The 2023 Preakness Stakes is set to take place this Saturday, May 20. This year, the race breeds a unique California connection.
Racing’s $1.5 million second jewel of the Triple Crown features Mage, the race favorite and Kentucky Derby winner, who hails from Florida.
Two opposing entries in the rest of the field, National Treasure and Chase the Chaos, are known to California horse racing fans.
But their trainers represent geographic and career-path differences for the horses that break right next to each other from the Preakness starting gate at about 3:50 p.m.
California trainers in Preakness
One trainer is a legend. That’s Bob Baffert, the Hall of Fame icon who guided American Pharoah and Justify, racing’s last two Triple Crown winners, in 2015 and 2018. The Preakness is one of Baffert’s many stages, as his seven victories in it shares the race record.
This time, Baffert saddles National Treasure, the 4-1 third choice.
________________________
### PROBLEMS
[a] List every horse named in the Preakness article.
[b] Summarize the Preakness article in two sentences.
[c] Rewrite everything in the Preakness article from "Two opposing entries" down to "about 3:50 p.m.", replacing "fans" with "followers".
The entries that come next have no connection to the Preakness article.
________________________
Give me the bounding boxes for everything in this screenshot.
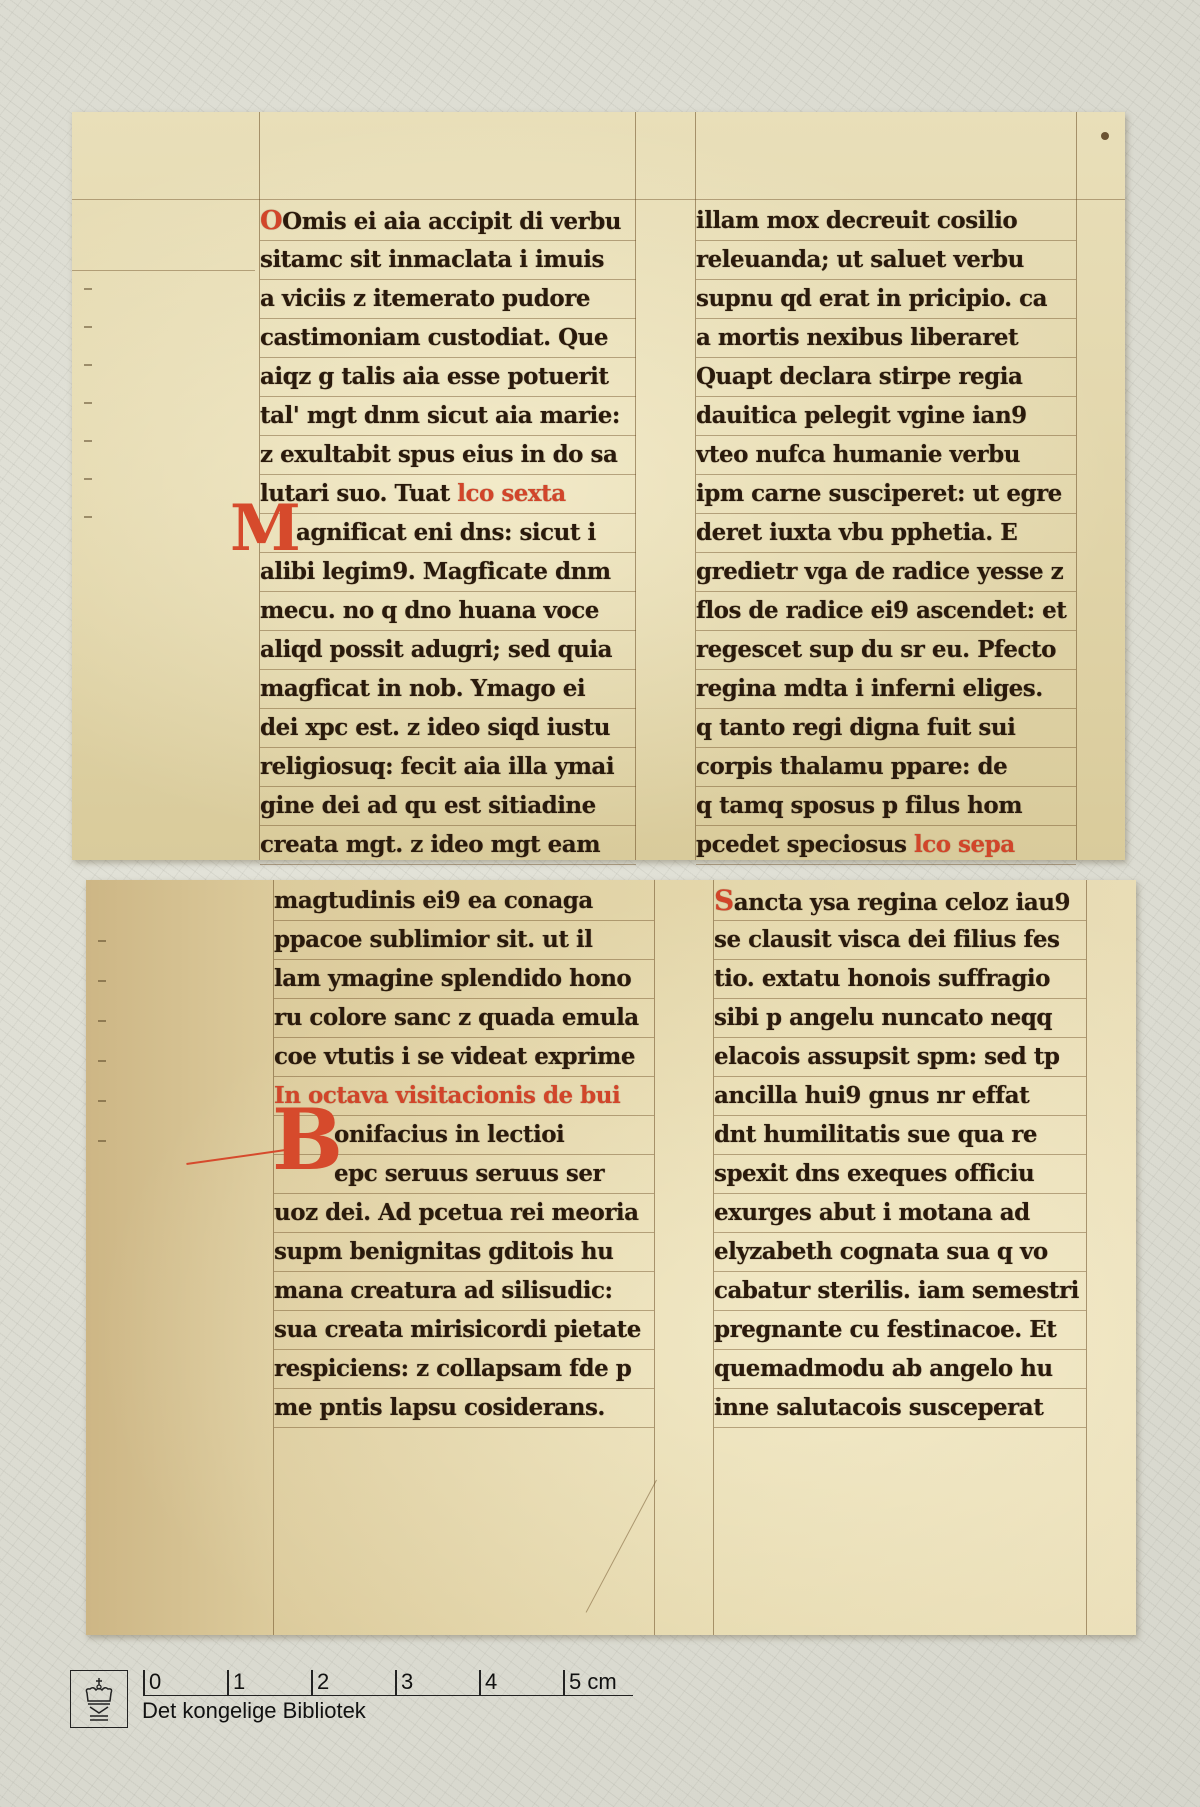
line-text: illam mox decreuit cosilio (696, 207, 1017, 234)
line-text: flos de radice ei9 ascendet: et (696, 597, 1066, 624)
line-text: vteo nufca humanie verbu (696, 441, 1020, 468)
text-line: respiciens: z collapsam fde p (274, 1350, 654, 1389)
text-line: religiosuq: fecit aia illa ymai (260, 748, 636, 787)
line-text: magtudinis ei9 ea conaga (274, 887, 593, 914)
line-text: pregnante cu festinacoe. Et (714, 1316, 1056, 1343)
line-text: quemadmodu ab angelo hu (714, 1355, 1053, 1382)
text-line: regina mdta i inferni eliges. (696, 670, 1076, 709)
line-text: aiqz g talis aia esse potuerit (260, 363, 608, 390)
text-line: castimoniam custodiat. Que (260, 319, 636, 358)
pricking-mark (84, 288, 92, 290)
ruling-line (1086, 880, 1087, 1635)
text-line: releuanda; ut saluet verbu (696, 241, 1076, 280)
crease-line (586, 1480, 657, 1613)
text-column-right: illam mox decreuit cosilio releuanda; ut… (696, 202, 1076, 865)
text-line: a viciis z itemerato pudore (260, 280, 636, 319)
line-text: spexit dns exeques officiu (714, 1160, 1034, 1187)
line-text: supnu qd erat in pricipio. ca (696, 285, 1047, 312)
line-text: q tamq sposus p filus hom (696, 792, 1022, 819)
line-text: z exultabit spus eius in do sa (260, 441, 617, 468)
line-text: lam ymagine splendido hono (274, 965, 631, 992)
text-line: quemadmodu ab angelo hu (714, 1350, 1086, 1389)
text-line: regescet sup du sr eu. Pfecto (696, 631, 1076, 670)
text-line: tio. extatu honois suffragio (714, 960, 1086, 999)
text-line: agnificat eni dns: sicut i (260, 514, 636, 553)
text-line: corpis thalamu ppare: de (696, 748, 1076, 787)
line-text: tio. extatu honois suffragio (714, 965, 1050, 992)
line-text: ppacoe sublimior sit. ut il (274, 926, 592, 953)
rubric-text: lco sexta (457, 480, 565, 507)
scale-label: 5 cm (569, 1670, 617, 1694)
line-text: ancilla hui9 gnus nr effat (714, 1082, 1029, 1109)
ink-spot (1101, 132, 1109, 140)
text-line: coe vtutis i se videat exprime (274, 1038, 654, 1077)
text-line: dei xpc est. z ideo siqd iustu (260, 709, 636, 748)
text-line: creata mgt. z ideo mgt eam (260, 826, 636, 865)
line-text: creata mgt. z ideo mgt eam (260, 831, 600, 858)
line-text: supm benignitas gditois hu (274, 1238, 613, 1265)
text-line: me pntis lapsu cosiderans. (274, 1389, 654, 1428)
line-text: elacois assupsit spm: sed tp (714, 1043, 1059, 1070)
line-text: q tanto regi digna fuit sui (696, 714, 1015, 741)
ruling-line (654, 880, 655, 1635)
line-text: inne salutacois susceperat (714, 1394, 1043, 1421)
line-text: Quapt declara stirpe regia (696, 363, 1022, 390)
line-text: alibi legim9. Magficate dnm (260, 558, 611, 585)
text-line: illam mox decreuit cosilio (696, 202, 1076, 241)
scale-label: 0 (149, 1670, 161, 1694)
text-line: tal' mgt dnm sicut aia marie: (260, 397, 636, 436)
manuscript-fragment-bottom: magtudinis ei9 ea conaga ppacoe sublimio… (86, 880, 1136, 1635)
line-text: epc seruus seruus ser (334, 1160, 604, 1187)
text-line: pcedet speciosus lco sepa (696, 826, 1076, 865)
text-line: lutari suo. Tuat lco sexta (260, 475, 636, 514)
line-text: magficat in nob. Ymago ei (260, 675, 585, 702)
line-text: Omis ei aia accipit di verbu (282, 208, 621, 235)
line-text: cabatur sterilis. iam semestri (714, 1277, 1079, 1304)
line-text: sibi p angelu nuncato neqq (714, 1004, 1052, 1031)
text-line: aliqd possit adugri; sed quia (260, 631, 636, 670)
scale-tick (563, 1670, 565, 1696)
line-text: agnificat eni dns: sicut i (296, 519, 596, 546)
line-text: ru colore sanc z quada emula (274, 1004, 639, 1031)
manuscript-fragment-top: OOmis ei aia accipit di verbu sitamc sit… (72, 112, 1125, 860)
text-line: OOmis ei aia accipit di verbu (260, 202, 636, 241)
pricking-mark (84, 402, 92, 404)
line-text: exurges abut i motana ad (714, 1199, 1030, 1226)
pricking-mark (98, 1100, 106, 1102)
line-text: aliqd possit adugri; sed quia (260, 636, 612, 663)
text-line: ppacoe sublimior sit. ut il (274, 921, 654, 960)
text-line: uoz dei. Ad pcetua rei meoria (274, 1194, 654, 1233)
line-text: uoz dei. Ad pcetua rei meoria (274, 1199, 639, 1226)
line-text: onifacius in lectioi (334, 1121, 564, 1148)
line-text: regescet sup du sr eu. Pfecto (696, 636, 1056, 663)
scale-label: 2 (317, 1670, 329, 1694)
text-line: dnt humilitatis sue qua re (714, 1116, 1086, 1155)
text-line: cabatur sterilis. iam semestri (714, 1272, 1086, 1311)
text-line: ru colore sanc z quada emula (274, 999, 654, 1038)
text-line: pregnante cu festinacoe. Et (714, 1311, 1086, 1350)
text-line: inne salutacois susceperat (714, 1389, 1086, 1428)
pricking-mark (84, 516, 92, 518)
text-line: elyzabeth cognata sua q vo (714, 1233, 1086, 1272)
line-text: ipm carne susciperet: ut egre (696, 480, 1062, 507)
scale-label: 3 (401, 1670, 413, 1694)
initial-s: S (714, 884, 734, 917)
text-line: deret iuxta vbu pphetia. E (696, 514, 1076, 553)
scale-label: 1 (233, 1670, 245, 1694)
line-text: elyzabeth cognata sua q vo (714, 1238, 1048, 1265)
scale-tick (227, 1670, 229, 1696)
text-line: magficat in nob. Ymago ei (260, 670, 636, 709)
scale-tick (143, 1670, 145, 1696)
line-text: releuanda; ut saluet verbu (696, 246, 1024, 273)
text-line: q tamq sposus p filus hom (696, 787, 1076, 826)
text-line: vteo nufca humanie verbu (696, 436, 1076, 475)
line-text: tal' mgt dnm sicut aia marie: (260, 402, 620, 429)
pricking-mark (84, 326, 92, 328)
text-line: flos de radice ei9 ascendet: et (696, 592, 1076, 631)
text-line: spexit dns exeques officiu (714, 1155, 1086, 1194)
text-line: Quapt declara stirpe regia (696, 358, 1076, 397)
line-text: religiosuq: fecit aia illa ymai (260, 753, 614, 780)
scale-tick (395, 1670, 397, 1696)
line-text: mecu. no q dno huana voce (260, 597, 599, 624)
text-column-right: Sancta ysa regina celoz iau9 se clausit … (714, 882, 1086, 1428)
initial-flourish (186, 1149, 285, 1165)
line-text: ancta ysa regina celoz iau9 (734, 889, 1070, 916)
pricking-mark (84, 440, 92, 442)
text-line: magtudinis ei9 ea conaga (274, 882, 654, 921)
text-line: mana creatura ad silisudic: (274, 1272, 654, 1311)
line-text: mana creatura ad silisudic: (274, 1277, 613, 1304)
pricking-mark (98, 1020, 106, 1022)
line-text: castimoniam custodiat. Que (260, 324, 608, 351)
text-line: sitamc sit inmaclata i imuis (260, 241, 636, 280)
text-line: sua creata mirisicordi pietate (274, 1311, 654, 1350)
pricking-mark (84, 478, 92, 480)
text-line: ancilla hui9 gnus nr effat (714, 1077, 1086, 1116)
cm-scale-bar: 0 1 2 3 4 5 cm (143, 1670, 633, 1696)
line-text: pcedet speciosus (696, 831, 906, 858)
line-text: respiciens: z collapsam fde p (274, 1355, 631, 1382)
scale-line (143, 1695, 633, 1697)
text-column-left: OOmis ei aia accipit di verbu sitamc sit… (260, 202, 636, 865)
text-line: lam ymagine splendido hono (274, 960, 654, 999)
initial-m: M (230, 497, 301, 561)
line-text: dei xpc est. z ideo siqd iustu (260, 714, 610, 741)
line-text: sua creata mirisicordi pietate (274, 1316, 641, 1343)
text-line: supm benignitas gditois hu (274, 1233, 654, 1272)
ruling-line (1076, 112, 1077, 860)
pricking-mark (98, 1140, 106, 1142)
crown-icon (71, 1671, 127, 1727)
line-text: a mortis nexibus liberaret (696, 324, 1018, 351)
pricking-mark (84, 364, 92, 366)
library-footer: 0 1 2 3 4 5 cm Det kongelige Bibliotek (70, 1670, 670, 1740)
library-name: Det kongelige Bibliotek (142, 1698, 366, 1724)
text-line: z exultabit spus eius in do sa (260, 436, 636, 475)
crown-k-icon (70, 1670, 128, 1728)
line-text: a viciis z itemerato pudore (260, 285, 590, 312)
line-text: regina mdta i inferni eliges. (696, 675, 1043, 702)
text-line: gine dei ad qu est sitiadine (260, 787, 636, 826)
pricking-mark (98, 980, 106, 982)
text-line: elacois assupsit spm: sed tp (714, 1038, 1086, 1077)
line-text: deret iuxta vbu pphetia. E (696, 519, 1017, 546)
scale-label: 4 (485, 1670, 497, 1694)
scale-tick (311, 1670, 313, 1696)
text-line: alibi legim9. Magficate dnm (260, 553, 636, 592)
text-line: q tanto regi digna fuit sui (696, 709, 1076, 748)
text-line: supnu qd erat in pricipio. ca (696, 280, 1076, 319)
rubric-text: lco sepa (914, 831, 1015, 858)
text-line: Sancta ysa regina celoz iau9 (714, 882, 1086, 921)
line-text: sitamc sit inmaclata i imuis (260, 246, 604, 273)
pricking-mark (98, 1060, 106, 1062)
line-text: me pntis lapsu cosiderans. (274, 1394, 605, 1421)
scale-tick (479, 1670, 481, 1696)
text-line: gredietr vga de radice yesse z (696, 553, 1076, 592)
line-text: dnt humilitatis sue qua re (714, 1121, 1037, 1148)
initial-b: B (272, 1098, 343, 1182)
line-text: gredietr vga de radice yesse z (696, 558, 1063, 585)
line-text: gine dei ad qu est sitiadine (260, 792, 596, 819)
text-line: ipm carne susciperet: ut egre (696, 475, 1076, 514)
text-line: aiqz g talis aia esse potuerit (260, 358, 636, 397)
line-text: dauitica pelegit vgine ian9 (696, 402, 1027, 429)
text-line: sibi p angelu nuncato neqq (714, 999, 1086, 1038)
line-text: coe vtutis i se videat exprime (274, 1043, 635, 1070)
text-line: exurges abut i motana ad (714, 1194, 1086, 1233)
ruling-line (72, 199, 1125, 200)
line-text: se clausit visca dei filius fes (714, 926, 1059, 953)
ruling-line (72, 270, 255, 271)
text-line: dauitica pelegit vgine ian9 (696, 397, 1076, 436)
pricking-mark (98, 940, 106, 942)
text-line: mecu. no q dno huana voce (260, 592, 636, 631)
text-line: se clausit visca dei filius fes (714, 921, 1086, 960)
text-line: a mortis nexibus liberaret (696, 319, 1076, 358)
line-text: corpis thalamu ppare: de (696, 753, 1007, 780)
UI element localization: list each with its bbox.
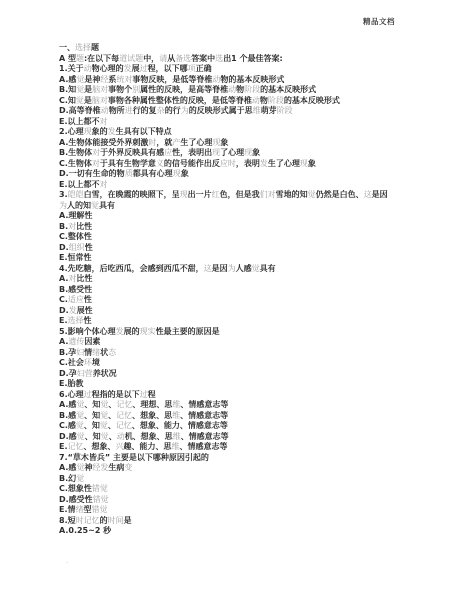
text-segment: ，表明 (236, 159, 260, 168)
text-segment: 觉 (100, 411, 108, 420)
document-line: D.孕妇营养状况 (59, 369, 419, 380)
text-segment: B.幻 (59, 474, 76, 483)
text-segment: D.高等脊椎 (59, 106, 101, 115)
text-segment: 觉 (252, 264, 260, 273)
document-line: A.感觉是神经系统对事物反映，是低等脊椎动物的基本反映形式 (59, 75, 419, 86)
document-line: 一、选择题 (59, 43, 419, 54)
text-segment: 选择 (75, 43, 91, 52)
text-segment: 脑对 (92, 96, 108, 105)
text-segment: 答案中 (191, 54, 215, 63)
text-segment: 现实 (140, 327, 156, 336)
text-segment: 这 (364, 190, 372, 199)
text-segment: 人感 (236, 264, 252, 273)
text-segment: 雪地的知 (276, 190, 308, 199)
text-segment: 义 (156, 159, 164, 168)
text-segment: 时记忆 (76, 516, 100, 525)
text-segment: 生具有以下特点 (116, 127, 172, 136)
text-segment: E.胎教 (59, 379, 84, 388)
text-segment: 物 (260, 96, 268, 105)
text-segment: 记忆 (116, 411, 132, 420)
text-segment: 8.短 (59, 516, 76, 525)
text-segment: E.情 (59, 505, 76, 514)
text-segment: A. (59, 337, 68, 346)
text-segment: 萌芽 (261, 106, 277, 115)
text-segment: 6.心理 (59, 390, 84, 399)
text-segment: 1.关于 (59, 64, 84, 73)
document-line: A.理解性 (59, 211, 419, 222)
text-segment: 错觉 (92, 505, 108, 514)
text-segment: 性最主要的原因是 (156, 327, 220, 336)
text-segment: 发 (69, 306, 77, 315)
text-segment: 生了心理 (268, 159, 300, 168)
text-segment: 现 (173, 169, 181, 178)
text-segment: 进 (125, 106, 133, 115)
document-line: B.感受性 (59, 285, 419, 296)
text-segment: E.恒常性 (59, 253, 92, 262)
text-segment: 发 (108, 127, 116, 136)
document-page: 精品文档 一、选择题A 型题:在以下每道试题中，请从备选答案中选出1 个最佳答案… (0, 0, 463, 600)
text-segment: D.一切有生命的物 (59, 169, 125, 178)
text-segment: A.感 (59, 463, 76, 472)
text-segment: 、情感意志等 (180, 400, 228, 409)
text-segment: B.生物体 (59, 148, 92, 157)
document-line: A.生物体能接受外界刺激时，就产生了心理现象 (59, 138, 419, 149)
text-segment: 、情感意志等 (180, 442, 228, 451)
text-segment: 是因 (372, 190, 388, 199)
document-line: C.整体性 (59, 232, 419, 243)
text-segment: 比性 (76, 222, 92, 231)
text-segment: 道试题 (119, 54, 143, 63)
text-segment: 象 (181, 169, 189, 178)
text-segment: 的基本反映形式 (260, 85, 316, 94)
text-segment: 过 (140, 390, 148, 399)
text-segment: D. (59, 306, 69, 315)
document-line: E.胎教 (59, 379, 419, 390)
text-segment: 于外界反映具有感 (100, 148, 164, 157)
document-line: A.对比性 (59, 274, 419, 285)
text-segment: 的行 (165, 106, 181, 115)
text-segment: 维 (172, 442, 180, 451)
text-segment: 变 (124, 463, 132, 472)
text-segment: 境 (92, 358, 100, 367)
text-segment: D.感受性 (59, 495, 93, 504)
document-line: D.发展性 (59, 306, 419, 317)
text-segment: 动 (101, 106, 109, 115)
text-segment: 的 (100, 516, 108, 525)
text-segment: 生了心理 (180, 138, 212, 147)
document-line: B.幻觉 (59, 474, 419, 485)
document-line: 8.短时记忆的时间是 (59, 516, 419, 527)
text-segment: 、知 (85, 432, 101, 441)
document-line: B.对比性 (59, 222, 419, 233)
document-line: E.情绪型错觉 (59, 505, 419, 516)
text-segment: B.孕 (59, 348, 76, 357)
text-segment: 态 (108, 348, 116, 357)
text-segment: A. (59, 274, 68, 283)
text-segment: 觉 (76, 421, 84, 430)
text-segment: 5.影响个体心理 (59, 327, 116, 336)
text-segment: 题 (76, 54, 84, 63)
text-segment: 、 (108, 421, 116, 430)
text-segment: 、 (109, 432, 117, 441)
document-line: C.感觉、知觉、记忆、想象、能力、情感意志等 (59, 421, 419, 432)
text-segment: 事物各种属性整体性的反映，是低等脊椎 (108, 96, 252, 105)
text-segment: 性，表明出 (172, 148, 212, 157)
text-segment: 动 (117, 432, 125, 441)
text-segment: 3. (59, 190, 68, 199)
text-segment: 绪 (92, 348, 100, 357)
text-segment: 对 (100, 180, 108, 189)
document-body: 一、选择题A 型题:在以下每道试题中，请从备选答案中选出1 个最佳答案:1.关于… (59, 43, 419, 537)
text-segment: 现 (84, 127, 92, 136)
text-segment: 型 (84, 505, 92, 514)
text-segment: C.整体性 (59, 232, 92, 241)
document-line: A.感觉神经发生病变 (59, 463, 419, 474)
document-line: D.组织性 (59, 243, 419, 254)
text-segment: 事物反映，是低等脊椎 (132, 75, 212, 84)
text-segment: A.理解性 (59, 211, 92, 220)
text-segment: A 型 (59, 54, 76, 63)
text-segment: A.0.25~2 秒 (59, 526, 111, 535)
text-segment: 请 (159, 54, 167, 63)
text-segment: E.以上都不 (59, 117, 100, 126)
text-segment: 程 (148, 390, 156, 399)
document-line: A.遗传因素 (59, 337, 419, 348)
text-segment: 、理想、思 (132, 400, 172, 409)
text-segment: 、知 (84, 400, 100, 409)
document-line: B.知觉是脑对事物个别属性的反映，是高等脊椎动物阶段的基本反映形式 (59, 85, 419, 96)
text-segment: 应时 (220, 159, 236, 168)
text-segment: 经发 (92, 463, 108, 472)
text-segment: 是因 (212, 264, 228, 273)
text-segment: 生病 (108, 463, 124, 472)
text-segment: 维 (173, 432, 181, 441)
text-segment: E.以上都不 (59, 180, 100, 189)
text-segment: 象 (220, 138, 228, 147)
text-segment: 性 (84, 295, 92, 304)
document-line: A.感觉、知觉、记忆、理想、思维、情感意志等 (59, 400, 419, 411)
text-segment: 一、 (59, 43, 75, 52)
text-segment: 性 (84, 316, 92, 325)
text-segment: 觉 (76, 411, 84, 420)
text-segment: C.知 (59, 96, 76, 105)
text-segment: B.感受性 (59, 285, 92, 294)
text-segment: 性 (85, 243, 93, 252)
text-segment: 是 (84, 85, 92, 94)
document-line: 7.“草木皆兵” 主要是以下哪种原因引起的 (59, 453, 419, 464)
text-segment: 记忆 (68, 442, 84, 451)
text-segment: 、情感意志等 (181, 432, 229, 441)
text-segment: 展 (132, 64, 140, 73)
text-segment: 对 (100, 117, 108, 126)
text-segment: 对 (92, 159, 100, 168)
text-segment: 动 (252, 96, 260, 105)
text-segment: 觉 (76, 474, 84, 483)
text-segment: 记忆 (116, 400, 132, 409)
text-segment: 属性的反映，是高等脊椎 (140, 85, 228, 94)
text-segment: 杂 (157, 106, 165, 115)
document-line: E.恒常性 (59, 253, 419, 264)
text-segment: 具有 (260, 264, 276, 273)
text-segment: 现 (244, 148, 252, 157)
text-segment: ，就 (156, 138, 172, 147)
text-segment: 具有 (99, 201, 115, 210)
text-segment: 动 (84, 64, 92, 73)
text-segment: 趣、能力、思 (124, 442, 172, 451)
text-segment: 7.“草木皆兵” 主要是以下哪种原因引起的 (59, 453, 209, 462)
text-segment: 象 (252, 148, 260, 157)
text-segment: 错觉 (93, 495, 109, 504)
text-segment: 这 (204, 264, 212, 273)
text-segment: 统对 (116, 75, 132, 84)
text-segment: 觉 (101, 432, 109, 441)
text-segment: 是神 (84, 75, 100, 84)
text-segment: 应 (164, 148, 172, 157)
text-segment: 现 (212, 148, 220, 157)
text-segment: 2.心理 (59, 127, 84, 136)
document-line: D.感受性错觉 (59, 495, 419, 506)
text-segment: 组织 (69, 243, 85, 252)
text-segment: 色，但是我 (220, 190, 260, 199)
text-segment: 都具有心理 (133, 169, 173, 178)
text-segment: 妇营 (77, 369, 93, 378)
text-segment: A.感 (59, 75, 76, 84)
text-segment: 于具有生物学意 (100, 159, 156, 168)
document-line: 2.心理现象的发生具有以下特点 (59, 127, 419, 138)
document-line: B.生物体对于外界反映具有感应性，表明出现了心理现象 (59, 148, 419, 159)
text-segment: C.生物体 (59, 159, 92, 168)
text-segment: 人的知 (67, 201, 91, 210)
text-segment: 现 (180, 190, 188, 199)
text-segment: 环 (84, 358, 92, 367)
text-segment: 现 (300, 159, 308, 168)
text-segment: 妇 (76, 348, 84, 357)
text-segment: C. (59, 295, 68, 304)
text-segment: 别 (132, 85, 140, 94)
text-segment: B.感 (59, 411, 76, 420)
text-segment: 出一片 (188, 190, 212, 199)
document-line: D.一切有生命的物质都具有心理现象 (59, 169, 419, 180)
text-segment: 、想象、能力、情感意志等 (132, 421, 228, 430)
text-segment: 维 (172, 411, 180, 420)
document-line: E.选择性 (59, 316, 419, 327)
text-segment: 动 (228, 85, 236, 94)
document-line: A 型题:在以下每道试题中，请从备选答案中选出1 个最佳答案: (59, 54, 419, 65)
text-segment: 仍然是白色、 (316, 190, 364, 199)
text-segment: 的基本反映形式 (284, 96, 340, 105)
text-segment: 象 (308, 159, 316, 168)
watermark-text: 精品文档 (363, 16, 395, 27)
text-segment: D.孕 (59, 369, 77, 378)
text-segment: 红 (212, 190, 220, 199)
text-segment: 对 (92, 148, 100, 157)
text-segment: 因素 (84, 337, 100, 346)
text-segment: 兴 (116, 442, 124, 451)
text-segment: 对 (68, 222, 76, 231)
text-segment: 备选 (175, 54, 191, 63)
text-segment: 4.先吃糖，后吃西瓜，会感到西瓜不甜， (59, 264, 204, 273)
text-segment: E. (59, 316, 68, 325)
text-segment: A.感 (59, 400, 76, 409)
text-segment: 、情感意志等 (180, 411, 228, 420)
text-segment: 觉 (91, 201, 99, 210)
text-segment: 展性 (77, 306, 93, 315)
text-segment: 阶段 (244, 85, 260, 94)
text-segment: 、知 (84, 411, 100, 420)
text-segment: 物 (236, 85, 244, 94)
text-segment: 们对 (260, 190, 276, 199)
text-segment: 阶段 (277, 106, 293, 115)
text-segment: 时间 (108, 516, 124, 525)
________________________
### EXPECTED OUTPUTS
[a] Mage, National Treasure, Chase the Chaos, American Pharoah, Justify

[b] The 2023 Preakness Stakes, set for Saturday, May 20, features Florida-bred Kentucky Derby winner and race favorite Mage, along with National Treasure and Chase the Chaos, two entries known to California racing fans. National Treasure, the 4-1 third choice, is trained by Hall of Famer Bob Baffert, who guided the last two Triple Crown winners and whose seven Preakness victories share the race record.

[c]
Two opposing entries in the rest of the field, National Treasure and Chase the Chaos, are known to California horse racing followers.
But their trainers represent geographic and career-path differences for the horses that break right next to each other from the Preakness starting gate at about 3:50 p.m.